[Written request]
Pick out each line of the records that includes the string "FORUM", and copy it.

[Provided material]
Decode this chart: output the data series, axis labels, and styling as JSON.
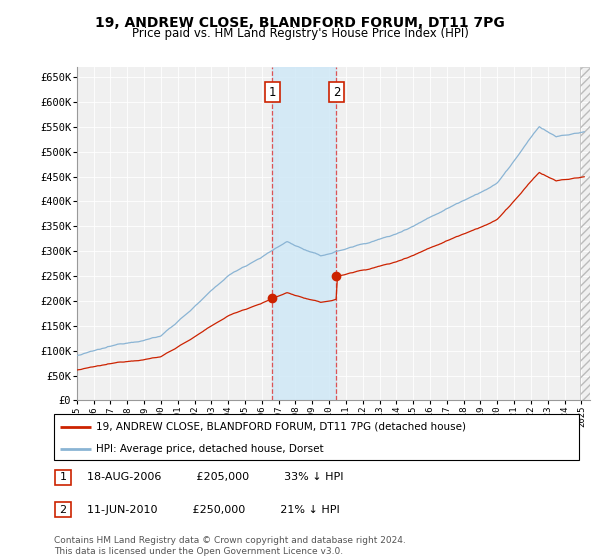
{
  "title": "19, ANDREW CLOSE, BLANDFORD FORUM, DT11 7PG",
  "subtitle": "Price paid vs. HM Land Registry's House Price Index (HPI)",
  "ytick_values": [
    0,
    50000,
    100000,
    150000,
    200000,
    250000,
    300000,
    350000,
    400000,
    450000,
    500000,
    550000,
    600000,
    650000
  ],
  "ylabel_ticks": [
    "£0",
    "£50K",
    "£100K",
    "£150K",
    "£200K",
    "£250K",
    "£300K",
    "£350K",
    "£400K",
    "£450K",
    "£500K",
    "£550K",
    "£600K",
    "£650K"
  ],
  "ylim": [
    0,
    670000
  ],
  "xlim_start": 1995.0,
  "xlim_end": 2025.5,
  "hpi_color": "#8ab4d4",
  "price_color": "#cc2200",
  "sale1_date": 2006.625,
  "sale1_price": 205000,
  "sale1_label": "1",
  "sale2_date": 2010.44,
  "sale2_price": 250000,
  "sale2_label": "2",
  "shade_start": 2006.625,
  "shade_end": 2010.44,
  "hatch_start": 2024.9,
  "legend_line1": "19, ANDREW CLOSE, BLANDFORD FORUM, DT11 7PG (detached house)",
  "legend_line2": "HPI: Average price, detached house, Dorset",
  "table_label1": "1",
  "table_date1": "18-AUG-2006",
  "table_price1": "£205,000",
  "table_pct1": "33% ↓ HPI",
  "table_label2": "2",
  "table_date2": "11-JUN-2010",
  "table_price2": "£250,000",
  "table_pct2": "21% ↓ HPI",
  "footnote_line1": "Contains HM Land Registry data © Crown copyright and database right 2024.",
  "footnote_line2": "This data is licensed under the Open Government Licence v3.0.",
  "background_color": "#ffffff",
  "plot_bg_color": "#f0f0f0"
}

[Answer to the task]
  "title": "19, ANDREW CLOSE, BLANDFORD FORUM, DT11 7PG",
  "legend_line1": "19, ANDREW CLOSE, BLANDFORD FORUM, DT11 7PG (detached house)",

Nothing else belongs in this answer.